Problem to solve:
Gather up all lines that carry the word "надбавки".

Records provided:
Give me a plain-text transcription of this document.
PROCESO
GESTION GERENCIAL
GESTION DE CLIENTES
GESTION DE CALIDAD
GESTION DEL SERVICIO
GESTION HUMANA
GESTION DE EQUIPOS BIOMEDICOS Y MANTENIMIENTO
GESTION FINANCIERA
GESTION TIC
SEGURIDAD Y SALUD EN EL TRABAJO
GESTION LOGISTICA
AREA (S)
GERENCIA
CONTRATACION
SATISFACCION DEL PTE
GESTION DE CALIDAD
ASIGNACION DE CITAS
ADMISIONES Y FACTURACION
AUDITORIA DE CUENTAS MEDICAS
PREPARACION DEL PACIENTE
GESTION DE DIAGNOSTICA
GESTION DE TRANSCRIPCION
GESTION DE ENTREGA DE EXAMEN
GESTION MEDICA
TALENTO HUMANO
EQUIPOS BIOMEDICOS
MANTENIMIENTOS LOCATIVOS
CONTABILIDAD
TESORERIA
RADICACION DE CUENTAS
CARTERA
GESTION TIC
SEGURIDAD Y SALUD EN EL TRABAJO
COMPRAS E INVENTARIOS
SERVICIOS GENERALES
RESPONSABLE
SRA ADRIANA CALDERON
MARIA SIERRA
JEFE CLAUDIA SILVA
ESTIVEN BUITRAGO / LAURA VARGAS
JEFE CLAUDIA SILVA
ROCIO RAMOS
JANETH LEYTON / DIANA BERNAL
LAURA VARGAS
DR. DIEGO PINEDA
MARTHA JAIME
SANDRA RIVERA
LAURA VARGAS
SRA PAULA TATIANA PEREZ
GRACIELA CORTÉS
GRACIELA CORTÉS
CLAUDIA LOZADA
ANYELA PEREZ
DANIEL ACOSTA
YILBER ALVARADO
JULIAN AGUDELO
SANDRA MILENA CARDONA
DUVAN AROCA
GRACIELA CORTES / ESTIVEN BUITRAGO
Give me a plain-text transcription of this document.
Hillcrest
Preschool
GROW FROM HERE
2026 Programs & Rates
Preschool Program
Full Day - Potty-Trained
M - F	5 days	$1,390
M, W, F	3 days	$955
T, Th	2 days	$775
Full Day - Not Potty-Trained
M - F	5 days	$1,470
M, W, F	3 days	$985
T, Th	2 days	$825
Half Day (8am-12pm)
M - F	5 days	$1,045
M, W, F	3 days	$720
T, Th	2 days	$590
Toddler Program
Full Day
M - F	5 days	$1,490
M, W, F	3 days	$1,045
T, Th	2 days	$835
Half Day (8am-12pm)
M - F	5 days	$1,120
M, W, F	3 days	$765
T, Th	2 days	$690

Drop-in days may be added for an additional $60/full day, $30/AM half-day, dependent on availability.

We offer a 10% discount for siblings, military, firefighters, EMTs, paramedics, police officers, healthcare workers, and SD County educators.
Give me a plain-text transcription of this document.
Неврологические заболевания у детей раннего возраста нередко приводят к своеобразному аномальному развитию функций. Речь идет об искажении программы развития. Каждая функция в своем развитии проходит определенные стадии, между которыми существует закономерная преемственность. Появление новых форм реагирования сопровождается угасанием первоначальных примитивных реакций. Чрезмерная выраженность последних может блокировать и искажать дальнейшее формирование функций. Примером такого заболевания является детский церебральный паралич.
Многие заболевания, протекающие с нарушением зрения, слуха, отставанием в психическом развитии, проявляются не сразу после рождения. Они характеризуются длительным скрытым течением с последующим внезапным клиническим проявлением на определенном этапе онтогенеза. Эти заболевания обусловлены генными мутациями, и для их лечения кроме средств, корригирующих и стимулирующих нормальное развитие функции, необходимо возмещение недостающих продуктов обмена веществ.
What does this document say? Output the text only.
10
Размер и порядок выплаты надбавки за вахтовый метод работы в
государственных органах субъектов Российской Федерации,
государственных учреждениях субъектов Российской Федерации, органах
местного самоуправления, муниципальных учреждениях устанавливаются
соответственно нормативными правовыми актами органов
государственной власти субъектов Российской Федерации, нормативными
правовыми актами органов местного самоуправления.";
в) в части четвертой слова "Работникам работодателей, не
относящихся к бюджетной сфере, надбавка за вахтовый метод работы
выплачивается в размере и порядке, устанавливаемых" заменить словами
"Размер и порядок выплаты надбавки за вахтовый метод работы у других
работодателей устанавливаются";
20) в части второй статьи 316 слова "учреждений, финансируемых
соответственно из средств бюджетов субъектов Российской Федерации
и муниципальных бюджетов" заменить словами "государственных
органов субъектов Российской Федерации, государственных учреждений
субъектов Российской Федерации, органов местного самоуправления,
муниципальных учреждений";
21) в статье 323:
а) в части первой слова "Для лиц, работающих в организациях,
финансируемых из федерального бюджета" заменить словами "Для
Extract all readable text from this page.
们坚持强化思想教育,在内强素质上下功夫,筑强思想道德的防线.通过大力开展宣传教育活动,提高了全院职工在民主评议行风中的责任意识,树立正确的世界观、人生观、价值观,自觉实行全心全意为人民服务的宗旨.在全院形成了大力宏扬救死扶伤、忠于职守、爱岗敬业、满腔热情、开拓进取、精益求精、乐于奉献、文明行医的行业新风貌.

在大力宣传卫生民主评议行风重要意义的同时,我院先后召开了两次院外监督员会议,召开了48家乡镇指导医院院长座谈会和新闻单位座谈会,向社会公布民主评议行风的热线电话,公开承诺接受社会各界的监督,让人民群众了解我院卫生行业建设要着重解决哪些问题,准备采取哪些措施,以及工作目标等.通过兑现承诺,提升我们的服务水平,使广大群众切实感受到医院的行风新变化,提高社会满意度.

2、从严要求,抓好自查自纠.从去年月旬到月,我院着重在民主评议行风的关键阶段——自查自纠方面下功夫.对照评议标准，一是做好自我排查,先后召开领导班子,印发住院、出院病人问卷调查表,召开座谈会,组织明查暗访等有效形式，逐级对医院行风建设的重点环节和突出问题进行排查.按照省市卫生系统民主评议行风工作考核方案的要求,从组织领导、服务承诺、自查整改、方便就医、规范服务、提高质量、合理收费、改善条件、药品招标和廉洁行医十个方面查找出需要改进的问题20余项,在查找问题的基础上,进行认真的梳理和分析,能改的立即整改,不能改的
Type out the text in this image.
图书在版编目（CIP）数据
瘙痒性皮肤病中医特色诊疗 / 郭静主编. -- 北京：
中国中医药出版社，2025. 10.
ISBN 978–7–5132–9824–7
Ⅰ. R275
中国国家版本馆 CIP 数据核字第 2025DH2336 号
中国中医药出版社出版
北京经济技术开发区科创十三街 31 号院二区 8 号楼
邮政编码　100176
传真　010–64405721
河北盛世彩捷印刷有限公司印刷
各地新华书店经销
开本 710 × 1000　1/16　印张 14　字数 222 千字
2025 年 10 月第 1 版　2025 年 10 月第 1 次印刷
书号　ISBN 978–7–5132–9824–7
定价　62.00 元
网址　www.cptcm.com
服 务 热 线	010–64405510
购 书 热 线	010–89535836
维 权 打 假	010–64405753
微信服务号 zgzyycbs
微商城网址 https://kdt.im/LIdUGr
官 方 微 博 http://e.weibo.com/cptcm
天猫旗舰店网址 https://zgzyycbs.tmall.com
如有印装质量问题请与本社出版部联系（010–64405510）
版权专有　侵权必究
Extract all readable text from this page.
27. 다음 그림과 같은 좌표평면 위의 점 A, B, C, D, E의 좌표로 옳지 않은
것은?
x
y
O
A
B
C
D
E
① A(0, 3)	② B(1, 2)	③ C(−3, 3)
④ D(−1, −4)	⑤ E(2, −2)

Exercise answer:
Размер и порядок выплаты надбавки за вахтовый метод работы в
"Размер и порядок выплаты надбавки за вахтовый метод работы у других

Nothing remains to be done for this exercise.